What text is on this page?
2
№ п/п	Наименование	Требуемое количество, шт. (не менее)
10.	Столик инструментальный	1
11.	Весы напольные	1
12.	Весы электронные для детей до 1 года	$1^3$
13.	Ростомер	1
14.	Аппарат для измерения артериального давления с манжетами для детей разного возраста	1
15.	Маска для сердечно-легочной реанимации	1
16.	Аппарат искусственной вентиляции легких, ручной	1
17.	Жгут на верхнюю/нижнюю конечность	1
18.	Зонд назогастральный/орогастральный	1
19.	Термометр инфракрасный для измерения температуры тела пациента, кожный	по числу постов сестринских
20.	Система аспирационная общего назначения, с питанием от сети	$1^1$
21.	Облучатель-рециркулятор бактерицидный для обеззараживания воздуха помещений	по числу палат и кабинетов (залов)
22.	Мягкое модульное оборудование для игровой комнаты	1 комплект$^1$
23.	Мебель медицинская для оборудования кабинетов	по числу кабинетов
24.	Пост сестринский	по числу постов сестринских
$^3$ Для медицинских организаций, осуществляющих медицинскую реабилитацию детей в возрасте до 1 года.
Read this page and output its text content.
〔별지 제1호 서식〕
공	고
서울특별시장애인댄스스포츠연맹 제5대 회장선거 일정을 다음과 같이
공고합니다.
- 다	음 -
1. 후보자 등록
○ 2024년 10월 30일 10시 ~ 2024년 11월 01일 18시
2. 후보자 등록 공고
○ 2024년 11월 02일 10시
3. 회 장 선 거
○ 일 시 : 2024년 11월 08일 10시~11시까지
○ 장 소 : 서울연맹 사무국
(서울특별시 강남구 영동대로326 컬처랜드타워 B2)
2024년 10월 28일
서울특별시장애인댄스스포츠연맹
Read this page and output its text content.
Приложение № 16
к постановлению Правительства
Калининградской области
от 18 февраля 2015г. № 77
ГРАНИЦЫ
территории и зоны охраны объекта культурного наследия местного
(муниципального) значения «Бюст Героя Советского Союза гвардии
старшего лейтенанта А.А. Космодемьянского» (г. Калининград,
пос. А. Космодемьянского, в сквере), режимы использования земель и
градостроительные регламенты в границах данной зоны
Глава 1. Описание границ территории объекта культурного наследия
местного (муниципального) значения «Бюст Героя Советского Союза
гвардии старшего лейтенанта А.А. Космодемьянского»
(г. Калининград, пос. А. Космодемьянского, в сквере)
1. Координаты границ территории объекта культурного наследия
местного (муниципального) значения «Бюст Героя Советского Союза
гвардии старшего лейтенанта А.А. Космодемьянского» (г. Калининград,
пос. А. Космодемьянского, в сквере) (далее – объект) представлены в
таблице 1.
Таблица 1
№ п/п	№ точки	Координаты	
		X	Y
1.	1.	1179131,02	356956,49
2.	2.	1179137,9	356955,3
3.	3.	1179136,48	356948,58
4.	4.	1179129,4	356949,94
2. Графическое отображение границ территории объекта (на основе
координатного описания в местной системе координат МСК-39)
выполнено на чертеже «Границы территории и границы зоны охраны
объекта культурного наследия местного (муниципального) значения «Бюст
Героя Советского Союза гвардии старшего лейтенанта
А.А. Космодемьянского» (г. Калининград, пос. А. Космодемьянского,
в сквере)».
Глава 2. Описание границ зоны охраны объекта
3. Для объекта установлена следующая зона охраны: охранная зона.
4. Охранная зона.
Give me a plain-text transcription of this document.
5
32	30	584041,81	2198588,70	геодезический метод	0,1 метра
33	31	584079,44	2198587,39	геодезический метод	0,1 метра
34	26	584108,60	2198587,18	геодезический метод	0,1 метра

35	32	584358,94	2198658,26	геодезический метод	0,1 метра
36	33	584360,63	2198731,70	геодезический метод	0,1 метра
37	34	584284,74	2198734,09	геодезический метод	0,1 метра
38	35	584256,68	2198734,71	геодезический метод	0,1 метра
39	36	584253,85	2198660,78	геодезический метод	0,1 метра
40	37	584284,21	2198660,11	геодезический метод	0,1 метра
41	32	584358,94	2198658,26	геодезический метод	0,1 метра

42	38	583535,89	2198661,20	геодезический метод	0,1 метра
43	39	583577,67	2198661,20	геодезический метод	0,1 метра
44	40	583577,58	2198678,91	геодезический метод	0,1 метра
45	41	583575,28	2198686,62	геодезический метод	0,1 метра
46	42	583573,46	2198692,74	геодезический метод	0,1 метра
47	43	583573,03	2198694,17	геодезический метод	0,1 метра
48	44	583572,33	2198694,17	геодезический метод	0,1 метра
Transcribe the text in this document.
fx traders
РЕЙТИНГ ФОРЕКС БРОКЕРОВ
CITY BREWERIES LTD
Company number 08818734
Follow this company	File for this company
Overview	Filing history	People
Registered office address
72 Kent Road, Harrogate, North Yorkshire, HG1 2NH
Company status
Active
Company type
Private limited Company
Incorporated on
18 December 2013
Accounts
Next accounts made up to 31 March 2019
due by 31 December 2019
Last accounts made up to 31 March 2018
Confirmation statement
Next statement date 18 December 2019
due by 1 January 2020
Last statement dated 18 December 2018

_WHAT IS BEING ASKED_
Please reproduce every line of the material word for word.

_ANSWER TO THE TASK_
What text is on this page?
2
№ п/п	Наименование	Требуемое количество, шт. (не менее)
10.	Столик инструментальный	1
11.	Весы напольные	1
12.	Весы электронные для детей до 1 года	$1^3$
13.	Ростомер	1
14.	Аппарат для измерения артериального давления с манжетами для детей разного возраста	1
15.	Маска для сердечно-легочной реанимации	1
16.	Аппарат искусственной вентиляции легких, ручной	1
17.	Жгут на верхнюю/нижнюю конечность	1
18.	Зонд назогастральный/орогастральный	1
19.	Термометр инфракрасный для измерения температуры тела пациента, кожный	по числу постов сестринских
20.	Система аспирационная общего назначения, с питанием от сети	$1^1$
21.	Облучатель-рециркулятор бактерицидный для обеззараживания воздуха помещений	по числу палат и кабинетов (залов)
22.	Мягкое модульное оборудование для игровой комнаты	1 комплект$^1$
23.	Мебель медицинская для оборудования кабинетов	по числу кабинетов
24.	Пост сестринский	по числу постов сестринских
$^3$ Для медицинских организаций, осуществляющих медицинскую реабилитацию детей в возрасте до 1 года.
Read this page and output its text content.
〔별지 제1호 서식〕
공	고
서울특별시장애인댄스스포츠연맹 제5대 회장선거 일정을 다음과 같이
공고합니다.
- 다	음 -
1. 후보자 등록
○ 2024년 10월 30일 10시 ~ 2024년 11월 01일 18시
2. 후보자 등록 공고
○ 2024년 11월 02일 10시
3. 회 장 선 거
○ 일 시 : 2024년 11월 08일 10시~11시까지
○ 장 소 : 서울연맹 사무국
(서울특별시 강남구 영동대로326 컬처랜드타워 B2)
2024년 10월 28일
서울특별시장애인댄스스포츠연맹
Read this page and output its text content.
Приложение № 16
к постановлению Правительства
Калининградской области
от 18 февраля 2015г. № 77
ГРАНИЦЫ
территории и зоны охраны объекта культурного наследия местного
(муниципального) значения «Бюст Героя Советского Союза гвардии
старшего лейтенанта А.А. Космодемьянского» (г. Калининград,
пос. А. Космодемьянского, в сквере), режимы использования земель и
градостроительные регламенты в границах данной зоны
Глава 1. Описание границ территории объекта культурного наследия
местного (муниципального) значения «Бюст Героя Советского Союза
гвардии старшего лейтенанта А.А. Космодемьянского»
(г. Калининград, пос. А. Космодемьянского, в сквере)
1. Координаты границ территории объекта культурного наследия
местного (муниципального) значения «Бюст Героя Советского Союза
гвардии старшего лейтенанта А.А. Космодемьянского» (г. Калининград,
пос. А. Космодемьянского, в сквере) (далее – объект) представлены в
таблице 1.
Таблица 1
№ п/п	№ точки	Координаты	
		X	Y
1.	1.	1179131,02	356956,49
2.	2.	1179137,9	356955,3
3.	3.	1179136,48	356948,58
4.	4.	1179129,4	356949,94
2. Графическое отображение границ территории объекта (на основе
координатного описания в местной системе координат МСК-39)
выполнено на чертеже «Границы территории и границы зоны охраны
объекта культурного наследия местного (муниципального) значения «Бюст
Героя Советского Союза гвардии старшего лейтенанта
А.А. Космодемьянского» (г. Калининград, пос. А. Космодемьянского,
в сквере)».
Глава 2. Описание границ зоны охраны объекта
3. Для объекта установлена следующая зона охраны: охранная зона.
4. Охранная зона.
Give me a plain-text transcription of this document.
5
32	30	584041,81	2198588,70	геодезический метод	0,1 метра
33	31	584079,44	2198587,39	геодезический метод	0,1 метра
34	26	584108,60	2198587,18	геодезический метод	0,1 метра

35	32	584358,94	2198658,26	геодезический метод	0,1 метра
36	33	584360,63	2198731,70	геодезический метод	0,1 метра
37	34	584284,74	2198734,09	геодезический метод	0,1 метра
38	35	584256,68	2198734,71	геодезический метод	0,1 метра
39	36	584253,85	2198660,78	геодезический метод	0,1 метра
40	37	584284,21	2198660,11	геодезический метод	0,1 метра
41	32	584358,94	2198658,26	геодезический метод	0,1 метра

42	38	583535,89	2198661,20	геодезический метод	0,1 метра
43	39	583577,67	2198661,20	геодезический метод	0,1 метра
44	40	583577,58	2198678,91	геодезический метод	0,1 метра
45	41	583575,28	2198686,62	геодезический метод	0,1 метра
46	42	583573,46	2198692,74	геодезический метод	0,1 метра
47	43	583573,03	2198694,17	геодезический метод	0,1 метра
48	44	583572,33	2198694,17	геодезический метод	0,1 метра
Transcribe the text in this document.
fx traders
РЕЙТИНГ ФОРЕКС БРОКЕРОВ
CITY BREWERIES LTD
Company number 08818734
Follow this company	File for this company
Overview	Filing history	People
Registered office address
72 Kent Road, Harrogate, North Yorkshire, HG1 2NH
Company status
Active
Company type
Private limited Company
Incorporated on
18 December 2013
Accounts
Next accounts made up to 31 March 2019
due by 31 December 2019
Last accounts made up to 31 March 2018
Confirmation statement
Next statement date 18 December 2019
due by 1 January 2020
Last statement dated 18 December 2018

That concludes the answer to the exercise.